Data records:
.....
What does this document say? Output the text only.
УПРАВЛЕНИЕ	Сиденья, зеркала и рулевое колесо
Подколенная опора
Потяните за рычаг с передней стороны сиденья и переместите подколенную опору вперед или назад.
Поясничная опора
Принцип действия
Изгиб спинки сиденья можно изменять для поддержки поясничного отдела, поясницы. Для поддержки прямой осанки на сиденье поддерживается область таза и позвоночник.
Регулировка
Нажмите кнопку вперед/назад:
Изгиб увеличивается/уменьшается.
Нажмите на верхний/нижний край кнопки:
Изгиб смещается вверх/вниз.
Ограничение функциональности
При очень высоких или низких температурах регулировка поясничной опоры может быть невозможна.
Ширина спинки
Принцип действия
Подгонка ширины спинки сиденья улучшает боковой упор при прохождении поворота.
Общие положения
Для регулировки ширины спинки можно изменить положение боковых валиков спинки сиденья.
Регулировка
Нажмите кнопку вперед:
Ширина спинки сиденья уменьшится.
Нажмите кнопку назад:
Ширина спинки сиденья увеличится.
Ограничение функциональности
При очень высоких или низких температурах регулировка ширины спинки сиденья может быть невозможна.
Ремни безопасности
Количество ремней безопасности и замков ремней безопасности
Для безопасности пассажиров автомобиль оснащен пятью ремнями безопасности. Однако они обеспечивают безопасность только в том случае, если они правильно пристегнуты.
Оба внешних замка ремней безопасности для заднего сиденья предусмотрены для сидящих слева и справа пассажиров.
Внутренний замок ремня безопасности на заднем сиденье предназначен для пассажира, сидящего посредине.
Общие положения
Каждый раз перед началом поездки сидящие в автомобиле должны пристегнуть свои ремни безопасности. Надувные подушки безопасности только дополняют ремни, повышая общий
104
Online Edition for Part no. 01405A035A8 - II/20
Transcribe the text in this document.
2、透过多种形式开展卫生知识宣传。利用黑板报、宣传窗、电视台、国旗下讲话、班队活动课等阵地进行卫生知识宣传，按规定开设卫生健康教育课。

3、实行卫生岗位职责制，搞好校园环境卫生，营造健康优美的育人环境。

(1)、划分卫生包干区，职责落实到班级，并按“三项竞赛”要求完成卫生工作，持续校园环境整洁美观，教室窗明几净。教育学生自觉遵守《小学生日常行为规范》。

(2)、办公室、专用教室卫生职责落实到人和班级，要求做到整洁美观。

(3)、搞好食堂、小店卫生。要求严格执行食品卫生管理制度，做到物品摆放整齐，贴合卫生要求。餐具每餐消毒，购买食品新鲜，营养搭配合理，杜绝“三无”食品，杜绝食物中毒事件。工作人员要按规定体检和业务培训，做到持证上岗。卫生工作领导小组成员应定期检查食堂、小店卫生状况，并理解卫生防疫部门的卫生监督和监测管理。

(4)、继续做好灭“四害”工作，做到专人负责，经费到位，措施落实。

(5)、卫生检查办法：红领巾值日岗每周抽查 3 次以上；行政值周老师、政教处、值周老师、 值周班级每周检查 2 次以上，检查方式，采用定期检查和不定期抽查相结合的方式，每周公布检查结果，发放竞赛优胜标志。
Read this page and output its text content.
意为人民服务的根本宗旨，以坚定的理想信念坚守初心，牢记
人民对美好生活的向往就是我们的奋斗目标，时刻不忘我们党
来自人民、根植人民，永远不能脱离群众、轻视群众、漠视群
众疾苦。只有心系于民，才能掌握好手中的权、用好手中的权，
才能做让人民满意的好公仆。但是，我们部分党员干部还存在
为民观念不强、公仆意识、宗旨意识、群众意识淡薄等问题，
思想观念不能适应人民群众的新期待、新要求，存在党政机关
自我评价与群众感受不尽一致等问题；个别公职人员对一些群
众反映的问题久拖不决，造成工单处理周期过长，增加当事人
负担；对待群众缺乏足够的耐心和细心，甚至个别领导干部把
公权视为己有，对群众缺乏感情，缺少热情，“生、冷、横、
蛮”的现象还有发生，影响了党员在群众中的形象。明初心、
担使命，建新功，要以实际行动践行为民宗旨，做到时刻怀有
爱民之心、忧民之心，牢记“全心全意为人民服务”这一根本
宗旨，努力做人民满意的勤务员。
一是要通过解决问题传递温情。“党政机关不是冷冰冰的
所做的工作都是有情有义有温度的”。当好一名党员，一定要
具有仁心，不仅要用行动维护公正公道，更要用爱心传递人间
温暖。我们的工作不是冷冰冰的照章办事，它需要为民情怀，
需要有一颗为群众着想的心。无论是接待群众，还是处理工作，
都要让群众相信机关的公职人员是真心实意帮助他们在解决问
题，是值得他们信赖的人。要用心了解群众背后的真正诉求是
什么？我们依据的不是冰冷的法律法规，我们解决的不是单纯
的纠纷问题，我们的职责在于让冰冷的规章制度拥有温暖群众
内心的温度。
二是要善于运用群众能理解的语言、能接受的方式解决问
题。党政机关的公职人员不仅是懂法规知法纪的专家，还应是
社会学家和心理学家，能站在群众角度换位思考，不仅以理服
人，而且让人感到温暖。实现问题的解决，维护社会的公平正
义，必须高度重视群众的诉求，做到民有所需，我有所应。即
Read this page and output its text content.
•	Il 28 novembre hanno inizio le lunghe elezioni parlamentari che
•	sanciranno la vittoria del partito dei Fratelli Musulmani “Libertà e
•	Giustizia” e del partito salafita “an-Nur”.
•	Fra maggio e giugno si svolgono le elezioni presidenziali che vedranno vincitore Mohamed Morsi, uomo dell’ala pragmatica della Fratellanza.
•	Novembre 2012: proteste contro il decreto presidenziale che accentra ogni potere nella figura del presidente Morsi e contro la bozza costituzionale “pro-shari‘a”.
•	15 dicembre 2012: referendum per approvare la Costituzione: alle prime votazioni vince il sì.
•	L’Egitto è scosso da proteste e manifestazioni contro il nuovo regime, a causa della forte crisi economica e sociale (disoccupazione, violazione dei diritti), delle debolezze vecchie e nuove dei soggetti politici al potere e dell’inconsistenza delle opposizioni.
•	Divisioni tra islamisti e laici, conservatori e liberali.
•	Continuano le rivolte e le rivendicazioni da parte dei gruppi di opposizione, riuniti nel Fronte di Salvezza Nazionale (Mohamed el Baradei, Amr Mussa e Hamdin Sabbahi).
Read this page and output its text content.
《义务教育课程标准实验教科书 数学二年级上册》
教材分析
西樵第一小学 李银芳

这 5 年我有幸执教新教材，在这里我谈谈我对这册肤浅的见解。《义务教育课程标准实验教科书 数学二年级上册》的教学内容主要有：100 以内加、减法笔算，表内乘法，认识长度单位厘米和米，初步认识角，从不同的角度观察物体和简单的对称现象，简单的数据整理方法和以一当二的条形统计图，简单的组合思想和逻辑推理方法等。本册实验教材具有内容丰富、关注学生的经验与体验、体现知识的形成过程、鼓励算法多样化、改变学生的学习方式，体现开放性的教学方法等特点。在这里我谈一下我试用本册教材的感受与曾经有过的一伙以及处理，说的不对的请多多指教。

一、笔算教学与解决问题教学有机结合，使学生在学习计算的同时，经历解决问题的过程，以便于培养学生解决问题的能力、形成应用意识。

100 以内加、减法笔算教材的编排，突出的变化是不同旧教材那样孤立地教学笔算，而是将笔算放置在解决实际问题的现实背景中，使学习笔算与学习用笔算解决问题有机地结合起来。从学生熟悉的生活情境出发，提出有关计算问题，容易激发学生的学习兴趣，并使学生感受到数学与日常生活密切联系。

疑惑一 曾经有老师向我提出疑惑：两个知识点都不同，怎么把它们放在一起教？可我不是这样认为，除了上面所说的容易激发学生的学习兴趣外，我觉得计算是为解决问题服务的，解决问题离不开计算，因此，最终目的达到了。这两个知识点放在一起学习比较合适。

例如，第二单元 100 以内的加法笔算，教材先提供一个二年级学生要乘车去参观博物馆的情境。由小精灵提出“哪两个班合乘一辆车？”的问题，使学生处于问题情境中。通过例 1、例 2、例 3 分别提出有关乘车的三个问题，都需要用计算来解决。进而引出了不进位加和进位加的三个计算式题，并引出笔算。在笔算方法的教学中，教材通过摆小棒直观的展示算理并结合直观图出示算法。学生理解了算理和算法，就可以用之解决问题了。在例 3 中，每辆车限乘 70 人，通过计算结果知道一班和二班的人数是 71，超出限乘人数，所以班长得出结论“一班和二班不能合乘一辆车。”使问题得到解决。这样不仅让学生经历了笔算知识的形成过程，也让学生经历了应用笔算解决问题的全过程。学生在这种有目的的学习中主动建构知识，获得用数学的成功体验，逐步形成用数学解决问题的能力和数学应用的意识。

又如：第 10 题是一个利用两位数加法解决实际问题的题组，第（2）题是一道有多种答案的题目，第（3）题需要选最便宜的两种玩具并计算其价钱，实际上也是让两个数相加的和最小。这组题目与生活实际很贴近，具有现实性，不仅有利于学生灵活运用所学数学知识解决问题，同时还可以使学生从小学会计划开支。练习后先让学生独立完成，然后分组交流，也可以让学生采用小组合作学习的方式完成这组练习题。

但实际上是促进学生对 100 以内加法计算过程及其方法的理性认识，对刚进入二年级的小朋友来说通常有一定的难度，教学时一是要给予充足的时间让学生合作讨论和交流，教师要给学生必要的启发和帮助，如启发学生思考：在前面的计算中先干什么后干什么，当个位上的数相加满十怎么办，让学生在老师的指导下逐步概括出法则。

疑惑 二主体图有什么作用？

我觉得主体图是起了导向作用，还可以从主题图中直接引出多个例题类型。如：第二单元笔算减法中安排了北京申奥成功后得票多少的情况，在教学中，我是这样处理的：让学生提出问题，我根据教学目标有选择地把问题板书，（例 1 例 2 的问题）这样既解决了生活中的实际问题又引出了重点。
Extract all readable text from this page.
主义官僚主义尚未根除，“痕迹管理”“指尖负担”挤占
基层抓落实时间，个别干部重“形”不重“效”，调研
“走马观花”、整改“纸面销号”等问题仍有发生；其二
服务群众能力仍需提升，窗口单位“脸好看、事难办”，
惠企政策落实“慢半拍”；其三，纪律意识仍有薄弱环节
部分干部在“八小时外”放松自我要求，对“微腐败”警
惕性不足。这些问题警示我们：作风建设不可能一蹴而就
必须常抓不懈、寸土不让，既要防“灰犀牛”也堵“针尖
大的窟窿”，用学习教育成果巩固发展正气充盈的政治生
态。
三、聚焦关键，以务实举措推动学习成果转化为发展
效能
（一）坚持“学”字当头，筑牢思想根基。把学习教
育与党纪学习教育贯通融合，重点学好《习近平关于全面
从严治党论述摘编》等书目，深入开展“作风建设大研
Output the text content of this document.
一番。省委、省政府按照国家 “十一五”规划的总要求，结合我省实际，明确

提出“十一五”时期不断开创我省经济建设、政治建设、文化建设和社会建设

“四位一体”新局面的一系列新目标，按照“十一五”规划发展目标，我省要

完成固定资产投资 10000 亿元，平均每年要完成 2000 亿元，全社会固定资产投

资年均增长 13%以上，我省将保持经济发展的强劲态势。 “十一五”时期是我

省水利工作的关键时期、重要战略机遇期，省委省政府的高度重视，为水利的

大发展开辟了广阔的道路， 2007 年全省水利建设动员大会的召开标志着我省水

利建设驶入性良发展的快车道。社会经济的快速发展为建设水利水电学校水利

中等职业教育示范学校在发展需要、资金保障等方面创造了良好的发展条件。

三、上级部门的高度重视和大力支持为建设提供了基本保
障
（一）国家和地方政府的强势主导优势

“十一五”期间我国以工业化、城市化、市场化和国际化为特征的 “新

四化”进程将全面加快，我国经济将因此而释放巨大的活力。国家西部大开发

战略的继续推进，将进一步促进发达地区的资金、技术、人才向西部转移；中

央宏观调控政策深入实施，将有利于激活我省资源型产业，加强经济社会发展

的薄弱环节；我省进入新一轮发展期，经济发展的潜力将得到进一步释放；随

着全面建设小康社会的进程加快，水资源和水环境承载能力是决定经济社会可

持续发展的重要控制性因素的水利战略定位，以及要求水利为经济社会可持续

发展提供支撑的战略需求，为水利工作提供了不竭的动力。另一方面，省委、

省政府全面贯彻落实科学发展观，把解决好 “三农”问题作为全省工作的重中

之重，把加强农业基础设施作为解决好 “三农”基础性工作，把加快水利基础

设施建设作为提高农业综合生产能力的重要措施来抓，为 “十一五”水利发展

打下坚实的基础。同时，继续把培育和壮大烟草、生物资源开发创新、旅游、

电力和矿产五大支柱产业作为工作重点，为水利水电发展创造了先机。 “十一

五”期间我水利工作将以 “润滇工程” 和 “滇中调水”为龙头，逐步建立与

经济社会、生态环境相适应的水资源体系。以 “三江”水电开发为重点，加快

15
.....
What the task asks:
Scan the records above, count the lines with "безопасности" in them, and give only the number.

Answer in full:
6